-- start Supplied text --

I know now I should have made more provisions, I should have made it possible to look outside, or hear outside without leaving my shelter, but it seemed too dangerous at the time.  Now, I'm as good and blind and deaf, I hear only my own breath, see only this small room.

No matter.  The worst must be over and here I am, alive.  Because when others doubted, I prepared.  I shouldn't feel sorry for myself, I may be the founder of a new civilization on Earth - one day.

I need sleep, it has eluded me too long.  Tomorrow is the second day after the end of days.  Perhaps it will be the first day of the beginning of my world?

End of the World Diary

Bearded Man's log. Earthdate, 0. In my End of the World bunker, terrible silence overwhelms me. I dare not look outside and see the means of the end for the hellfires may be too strong and burn my flesh.

I fear my stockpile of beans and water may not hold me through the worst of it. 10 year's supply, but already I hunger. Is anyone else still alive, or was I just lucky? Is it luck to be the only one left, alive but my sanity slowly dying by the day? Only time will tell.

It must still be dark outside, I dare not wonder what the light will bring, for I cannot venture out to see it. Perhaps not all will be lost, I have only hope and yet it may be my hope that betrays me to the bitter ruin of madness.

-- end Supplied text --
-- start Material supplied --

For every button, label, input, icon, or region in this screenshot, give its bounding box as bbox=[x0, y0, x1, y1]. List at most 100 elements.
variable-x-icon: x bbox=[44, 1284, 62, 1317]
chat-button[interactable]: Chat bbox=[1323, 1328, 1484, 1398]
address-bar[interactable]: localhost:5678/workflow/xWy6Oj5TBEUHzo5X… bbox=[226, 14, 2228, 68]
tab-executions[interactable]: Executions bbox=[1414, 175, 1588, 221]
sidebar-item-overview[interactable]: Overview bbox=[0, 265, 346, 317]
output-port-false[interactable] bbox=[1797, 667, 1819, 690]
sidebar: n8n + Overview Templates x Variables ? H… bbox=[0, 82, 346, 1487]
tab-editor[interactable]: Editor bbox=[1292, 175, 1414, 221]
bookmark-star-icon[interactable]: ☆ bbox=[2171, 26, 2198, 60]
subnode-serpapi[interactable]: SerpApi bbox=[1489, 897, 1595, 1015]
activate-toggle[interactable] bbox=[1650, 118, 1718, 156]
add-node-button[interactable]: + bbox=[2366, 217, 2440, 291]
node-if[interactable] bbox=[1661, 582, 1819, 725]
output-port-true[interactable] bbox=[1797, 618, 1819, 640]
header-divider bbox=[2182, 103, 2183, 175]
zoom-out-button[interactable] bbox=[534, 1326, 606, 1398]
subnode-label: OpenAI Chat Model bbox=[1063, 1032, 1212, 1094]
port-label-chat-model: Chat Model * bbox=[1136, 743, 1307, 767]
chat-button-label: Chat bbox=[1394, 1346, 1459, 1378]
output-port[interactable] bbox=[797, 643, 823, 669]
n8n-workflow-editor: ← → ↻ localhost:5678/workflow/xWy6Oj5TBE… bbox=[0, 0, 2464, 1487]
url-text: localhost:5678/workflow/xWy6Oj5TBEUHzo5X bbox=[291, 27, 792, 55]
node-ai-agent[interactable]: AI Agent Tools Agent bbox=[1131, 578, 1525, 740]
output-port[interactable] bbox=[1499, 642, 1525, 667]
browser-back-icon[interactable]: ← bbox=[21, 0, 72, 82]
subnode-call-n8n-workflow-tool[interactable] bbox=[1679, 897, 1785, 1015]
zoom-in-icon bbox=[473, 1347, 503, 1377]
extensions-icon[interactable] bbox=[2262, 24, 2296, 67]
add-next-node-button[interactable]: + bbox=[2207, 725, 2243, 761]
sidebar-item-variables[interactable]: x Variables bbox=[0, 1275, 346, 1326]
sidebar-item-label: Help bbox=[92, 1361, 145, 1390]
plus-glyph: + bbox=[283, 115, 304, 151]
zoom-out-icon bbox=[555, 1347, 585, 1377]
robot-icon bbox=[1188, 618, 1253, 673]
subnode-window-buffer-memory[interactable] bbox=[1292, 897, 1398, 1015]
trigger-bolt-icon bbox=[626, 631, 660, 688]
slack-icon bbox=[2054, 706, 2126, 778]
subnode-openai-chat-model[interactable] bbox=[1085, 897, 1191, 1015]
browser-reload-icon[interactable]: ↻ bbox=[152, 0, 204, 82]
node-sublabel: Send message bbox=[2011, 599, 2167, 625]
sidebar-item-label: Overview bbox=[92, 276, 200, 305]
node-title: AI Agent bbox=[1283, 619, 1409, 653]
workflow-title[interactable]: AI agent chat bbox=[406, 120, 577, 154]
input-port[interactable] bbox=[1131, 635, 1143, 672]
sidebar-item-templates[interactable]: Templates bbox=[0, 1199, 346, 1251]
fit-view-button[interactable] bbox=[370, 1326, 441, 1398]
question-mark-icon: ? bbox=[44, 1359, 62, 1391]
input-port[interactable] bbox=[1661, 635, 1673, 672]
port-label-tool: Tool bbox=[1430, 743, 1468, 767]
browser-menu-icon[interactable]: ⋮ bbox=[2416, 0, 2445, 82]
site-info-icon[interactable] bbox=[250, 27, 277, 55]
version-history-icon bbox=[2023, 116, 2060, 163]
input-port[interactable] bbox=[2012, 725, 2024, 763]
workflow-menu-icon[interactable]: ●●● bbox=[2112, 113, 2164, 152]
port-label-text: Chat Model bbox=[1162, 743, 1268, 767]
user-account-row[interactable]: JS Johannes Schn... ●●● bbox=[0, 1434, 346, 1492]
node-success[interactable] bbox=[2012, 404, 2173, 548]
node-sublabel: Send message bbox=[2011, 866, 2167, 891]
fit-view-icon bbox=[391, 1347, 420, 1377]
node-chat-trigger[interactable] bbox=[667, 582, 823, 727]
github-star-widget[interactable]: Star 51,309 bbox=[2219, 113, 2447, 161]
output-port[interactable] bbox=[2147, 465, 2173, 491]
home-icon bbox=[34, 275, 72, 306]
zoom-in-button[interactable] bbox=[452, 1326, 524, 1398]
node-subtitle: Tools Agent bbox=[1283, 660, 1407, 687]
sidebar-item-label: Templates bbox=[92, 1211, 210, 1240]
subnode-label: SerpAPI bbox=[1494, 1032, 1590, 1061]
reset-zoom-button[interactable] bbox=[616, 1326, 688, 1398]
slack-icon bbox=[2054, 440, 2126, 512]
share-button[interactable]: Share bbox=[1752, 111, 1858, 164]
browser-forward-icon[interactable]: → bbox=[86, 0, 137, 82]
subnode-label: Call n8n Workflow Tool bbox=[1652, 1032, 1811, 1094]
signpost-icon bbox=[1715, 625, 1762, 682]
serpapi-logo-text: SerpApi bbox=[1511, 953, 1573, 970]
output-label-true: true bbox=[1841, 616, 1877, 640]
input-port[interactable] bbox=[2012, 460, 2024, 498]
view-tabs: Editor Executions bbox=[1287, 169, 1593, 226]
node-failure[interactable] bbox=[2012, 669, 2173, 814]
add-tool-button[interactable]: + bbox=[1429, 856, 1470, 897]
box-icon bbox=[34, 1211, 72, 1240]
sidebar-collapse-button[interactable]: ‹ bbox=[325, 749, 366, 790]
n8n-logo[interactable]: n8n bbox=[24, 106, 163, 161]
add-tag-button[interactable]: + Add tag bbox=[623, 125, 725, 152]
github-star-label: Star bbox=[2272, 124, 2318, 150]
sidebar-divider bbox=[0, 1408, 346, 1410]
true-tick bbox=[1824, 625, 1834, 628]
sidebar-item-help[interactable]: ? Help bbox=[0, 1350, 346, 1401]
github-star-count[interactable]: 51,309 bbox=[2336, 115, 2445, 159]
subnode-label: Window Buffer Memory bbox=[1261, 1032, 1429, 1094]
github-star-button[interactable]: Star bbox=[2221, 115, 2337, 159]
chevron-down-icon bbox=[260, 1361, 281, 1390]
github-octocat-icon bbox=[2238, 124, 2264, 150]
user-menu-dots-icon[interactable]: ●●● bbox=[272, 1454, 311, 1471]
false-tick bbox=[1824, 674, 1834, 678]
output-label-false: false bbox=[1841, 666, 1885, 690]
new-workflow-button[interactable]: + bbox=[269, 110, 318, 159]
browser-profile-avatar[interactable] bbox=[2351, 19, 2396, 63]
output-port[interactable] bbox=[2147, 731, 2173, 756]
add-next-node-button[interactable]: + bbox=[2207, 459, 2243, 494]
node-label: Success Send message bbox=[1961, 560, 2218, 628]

-- end Material supplied --
-- start Material supplied --

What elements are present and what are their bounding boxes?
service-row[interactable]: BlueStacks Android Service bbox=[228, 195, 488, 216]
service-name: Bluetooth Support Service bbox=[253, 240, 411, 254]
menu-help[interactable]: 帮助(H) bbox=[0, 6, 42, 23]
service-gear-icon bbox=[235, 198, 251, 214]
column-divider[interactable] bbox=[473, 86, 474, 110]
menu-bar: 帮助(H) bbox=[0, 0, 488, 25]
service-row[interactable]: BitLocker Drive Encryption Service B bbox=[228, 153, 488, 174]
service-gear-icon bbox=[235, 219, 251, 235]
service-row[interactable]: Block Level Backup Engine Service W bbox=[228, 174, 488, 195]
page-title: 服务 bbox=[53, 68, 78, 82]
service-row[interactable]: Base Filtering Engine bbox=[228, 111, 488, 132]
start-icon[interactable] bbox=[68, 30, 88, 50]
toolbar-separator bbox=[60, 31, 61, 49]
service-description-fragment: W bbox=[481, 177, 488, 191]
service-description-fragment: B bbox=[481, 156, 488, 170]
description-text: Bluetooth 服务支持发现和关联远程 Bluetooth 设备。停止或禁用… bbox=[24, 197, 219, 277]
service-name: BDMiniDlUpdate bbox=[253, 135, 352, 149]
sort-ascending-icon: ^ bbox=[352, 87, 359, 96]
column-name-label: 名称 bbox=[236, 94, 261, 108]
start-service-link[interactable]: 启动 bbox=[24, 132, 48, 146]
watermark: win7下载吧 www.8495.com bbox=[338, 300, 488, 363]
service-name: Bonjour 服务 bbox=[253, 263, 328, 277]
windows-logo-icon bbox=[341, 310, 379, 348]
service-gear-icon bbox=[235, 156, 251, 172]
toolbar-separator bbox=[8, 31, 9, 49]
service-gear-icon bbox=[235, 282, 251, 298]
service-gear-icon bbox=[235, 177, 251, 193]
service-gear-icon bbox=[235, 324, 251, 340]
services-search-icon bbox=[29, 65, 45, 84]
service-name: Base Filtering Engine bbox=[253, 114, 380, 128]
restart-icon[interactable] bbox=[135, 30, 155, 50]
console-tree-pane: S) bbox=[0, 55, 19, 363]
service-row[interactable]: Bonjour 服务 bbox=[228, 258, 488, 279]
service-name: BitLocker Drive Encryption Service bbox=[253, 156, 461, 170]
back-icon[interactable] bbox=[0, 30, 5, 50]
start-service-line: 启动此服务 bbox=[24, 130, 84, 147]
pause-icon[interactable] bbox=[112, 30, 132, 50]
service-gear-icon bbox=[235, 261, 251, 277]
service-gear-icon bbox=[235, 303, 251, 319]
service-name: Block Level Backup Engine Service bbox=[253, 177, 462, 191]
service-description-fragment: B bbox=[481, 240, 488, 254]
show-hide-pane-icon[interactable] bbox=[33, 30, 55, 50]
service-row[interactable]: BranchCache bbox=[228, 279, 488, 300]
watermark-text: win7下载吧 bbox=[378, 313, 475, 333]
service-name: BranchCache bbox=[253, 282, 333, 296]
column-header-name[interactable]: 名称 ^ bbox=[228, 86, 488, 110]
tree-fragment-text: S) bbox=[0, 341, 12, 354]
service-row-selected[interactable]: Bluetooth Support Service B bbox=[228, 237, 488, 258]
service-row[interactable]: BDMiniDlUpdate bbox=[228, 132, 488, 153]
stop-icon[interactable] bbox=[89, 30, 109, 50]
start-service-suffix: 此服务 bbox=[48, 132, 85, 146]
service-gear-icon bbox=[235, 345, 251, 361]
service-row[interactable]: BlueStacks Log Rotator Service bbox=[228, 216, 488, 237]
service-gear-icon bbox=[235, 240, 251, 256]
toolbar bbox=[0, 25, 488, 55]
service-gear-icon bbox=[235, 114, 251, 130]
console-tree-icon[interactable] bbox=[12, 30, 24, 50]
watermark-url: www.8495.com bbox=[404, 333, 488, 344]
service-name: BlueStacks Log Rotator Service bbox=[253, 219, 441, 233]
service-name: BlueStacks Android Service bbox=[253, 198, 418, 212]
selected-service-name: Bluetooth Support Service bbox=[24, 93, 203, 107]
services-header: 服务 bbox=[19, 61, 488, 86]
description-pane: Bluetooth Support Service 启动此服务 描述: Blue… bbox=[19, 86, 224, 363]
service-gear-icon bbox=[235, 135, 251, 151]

-- end Material supplied --

Written problem 1
According to the end-of-the-world diary, why can the writer of the first entry neither see nor hear anything outside the shelter? Answer in one to three sentences.
Written problem 2
Continue the end-of-the-world diary from its last sentence.

Task result 1
The writer never built a way to look or listen outside without leaving the shelter, because doing so seemed too dangerous at the time. As a result, the writer hears only their own breath and sees only the small room.

Task result 2
Perhaps sleep will offer some relief for now, but I expect only nightmares. When I close my eyes I see only death and horror. Time passes, it is inevitable. Sooner or later the truth will be manifest even down here and I will know my fate. If I am still myself enough to see it...

Wednesday, 5 December 2012

Growing a Beard

So I've decided to grow a beard.  This is because I am awesome and all awesome people ever have had beards.
Witness:
Chuck Norris!

This Guy!

Lindsey Stirling!


The question that lurks in my mind is what comes first, the beard or the awesome?  Chuck Norris was born with a beard, the other guy is an enigma, which leaves Lindsey Stirling.  I've seen images of her without a beard before, but I'm pretty sure they've all been Photoshopped because beards aren't considered very feminine.  Either that or she has an ethereal beard of the spirit realm that manifests through will alone and only to those worthy of seeing it.  And no, I don't know why there are two overlapping mustaches above her right eye...

Based on the fact that polar bears are only in the North Pole, I posit that "beard" and "awesome" are in fact one and the same and that neither beget the other.  One can thereby rationally conclude that anyone who is awesome must also have a beard and that if one hasn't a beard than one is not awesome.  As such while it is ostensibly true that I have not had a beard it must in fact be a fallacy and indeed I have actually always had a beard, though it has not been made manifest in the physical universe.

It is possibly the manifestation of my beard in this mortal realm will also signify the coming apocalypse of 2012, or perhaps instigate it.  This would be unfortunate, but is a risk I am willing to take.

If there is a plague of locusts descending o'er the laannddd shortly, I apologise.

Now if you'll excuse me for a moment... I have to grow a beard.
Penny Arcade!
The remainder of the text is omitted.